*SHORT PROBLEM*: Count every line of these entries that holds the word "Department", and reply with the number only.

*EXCERPTED RECORDS*:
►

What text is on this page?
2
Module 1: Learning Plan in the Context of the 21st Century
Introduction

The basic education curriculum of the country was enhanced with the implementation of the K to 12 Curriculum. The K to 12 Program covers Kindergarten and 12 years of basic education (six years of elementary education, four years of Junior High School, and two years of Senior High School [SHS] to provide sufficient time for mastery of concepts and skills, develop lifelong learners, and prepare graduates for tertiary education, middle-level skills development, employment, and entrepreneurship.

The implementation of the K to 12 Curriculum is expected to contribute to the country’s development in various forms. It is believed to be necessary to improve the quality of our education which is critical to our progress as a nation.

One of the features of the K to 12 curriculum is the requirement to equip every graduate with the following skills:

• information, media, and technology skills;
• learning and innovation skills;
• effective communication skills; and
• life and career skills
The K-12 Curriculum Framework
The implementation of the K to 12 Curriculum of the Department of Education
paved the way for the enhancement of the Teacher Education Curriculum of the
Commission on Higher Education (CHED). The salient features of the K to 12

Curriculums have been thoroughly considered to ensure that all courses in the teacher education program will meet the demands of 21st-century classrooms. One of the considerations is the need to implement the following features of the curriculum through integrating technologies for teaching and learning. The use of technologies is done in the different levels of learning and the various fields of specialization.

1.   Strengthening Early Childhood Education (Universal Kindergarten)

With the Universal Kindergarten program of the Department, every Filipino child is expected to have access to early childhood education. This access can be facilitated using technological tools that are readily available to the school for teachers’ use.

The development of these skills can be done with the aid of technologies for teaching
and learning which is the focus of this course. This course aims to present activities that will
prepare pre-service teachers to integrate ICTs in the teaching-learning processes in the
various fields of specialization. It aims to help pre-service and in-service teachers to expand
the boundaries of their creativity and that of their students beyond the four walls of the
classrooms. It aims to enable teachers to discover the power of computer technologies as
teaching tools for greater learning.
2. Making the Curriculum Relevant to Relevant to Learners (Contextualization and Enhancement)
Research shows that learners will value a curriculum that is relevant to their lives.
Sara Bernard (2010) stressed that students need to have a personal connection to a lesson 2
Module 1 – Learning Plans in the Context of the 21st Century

◄

*RESULT OF THE EXERCISE*: 2